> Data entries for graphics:
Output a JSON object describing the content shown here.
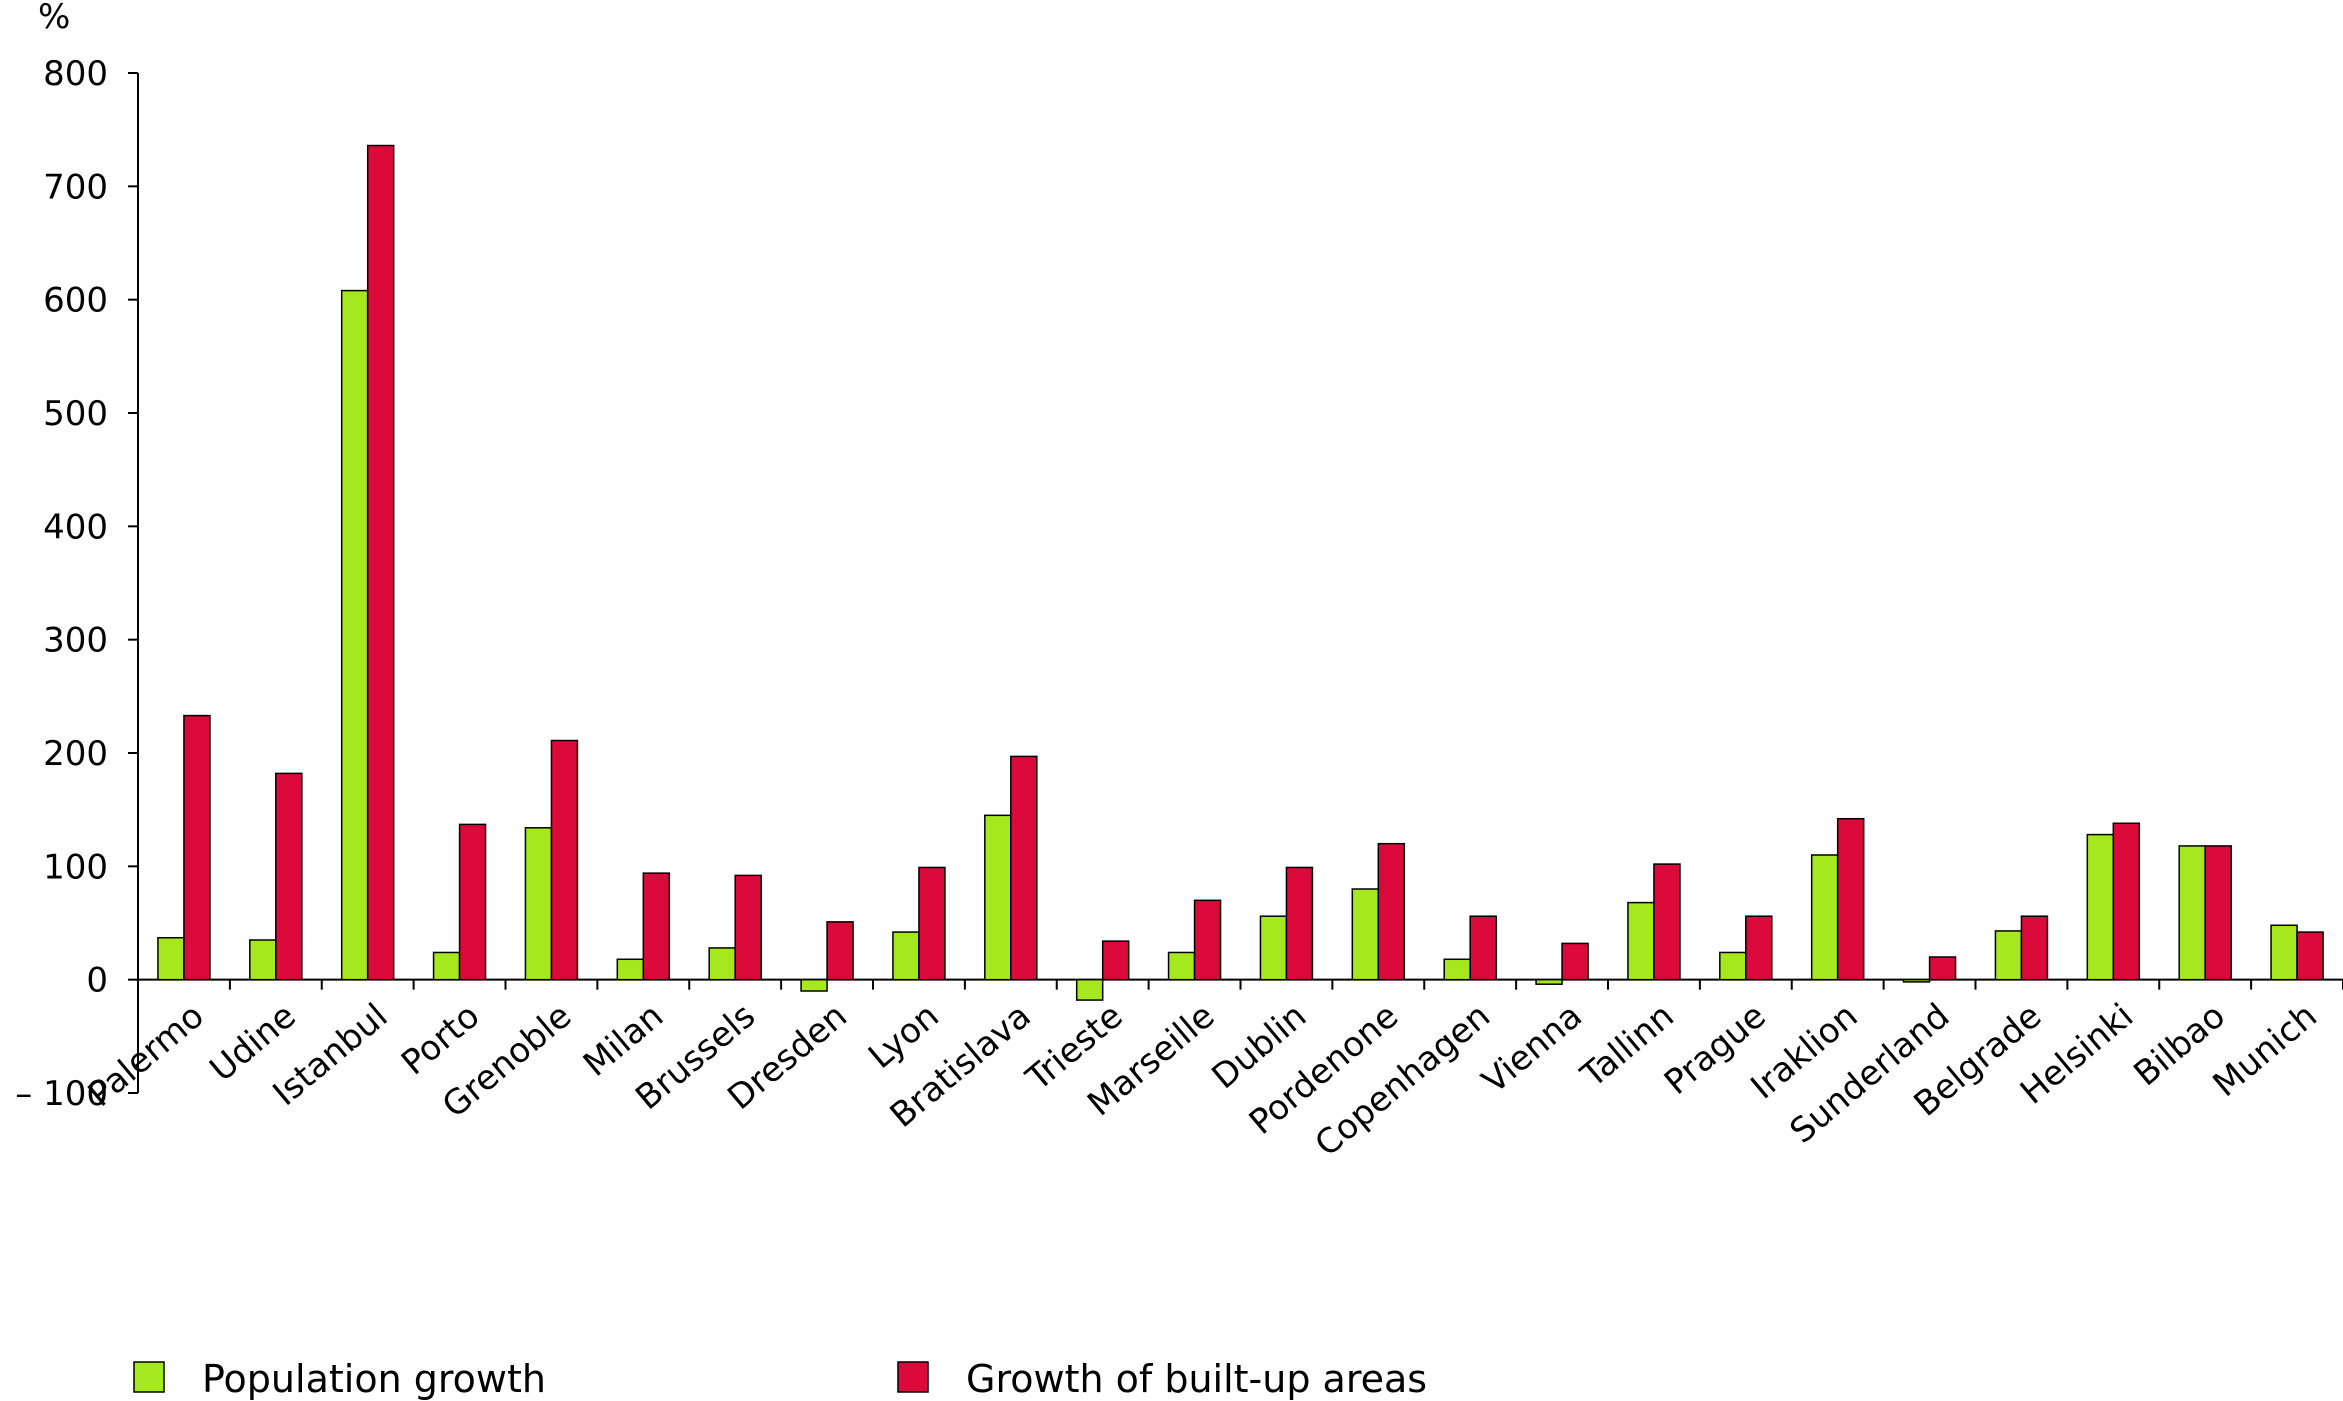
{
  "chart_data": {
    "type": "bar",
    "ylabel": "%",
    "ylim": [
      -100,
      800
    ],
    "yticks": [
      800,
      700,
      600,
      500,
      400,
      300,
      200,
      100,
      0,
      -100
    ],
    "ytick_labels": [
      "800",
      "700",
      "600",
      "500",
      "400",
      "300",
      "200",
      "100",
      "0",
      "– 100"
    ],
    "grid": false,
    "legend_position": "bottom",
    "categories": [
      "Palermo",
      "Udine",
      "Istanbul",
      "Porto",
      "Grenoble",
      "Milan",
      "Brussels",
      "Dresden",
      "Lyon",
      "Bratislava",
      "Trieste",
      "Marseille",
      "Dublin",
      "Pordenone",
      "Copenhagen",
      "Vienna",
      "Tallinn",
      "Prague",
      "Iraklion",
      "Sunderland",
      "Belgrade",
      "Helsinki",
      "Bilbao",
      "Munich"
    ],
    "series": [
      {
        "name": "Population growth",
        "color": "#a6e81e",
        "values": [
          37,
          35,
          608,
          24,
          134,
          18,
          28,
          -10,
          42,
          145,
          -18,
          24,
          56,
          80,
          18,
          -4,
          68,
          24,
          110,
          -2,
          43,
          128,
          118,
          48
        ]
      },
      {
        "name": "Growth of built-up areas",
        "color": "#dc0a3a",
        "values": [
          233,
          182,
          736,
          137,
          211,
          94,
          92,
          51,
          99,
          197,
          34,
          70,
          99,
          120,
          56,
          32,
          102,
          56,
          142,
          20,
          56,
          138,
          118,
          42
        ]
      }
    ]
  }
}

> What to do:
Leave out the pictures and copy everything else in the records word for word.

> Result for this task:
Output a JSON object describing the content shown here.
{
  "chart_data": {
    "type": "bar",
    "ylabel": "%",
    "ylim": [
      -100,
      800
    ],
    "yticks": [
      800,
      700,
      600,
      500,
      400,
      300,
      200,
      100,
      0,
      -100
    ],
    "ytick_labels": [
      "800",
      "700",
      "600",
      "500",
      "400",
      "300",
      "200",
      "100",
      "0",
      "– 100"
    ],
    "grid": false,
    "legend_position": "bottom",
    "categories": [
      "Palermo",
      "Udine",
      "Istanbul",
      "Porto",
      "Grenoble",
      "Milan",
      "Brussels",
      "Dresden",
      "Lyon",
      "Bratislava",
      "Trieste",
      "Marseille",
      "Dublin",
      "Pordenone",
      "Copenhagen",
      "Vienna",
      "Tallinn",
      "Prague",
      "Iraklion",
      "Sunderland",
      "Belgrade",
      "Helsinki",
      "Bilbao",
      "Munich"
    ],
    "series": [
      {
        "name": "Population growth",
        "color": "#a6e81e",
        "values": [
          37,
          35,
          608,
          24,
          134,
          18,
          28,
          -10,
          42,
          145,
          -18,
          24,
          56,
          80,
          18,
          -4,
          68,
          24,
          110,
          -2,
          43,
          128,
          118,
          48
        ]
      },
      {
        "name": "Growth of built-up areas",
        "color": "#dc0a3a",
        "values": [
          233,
          182,
          736,
          137,
          211,
          94,
          92,
          51,
          99,
          197,
          34,
          70,
          99,
          120,
          56,
          32,
          102,
          56,
          142,
          20,
          56,
          138,
          118,
          42
        ]
      }
    ]
  }
}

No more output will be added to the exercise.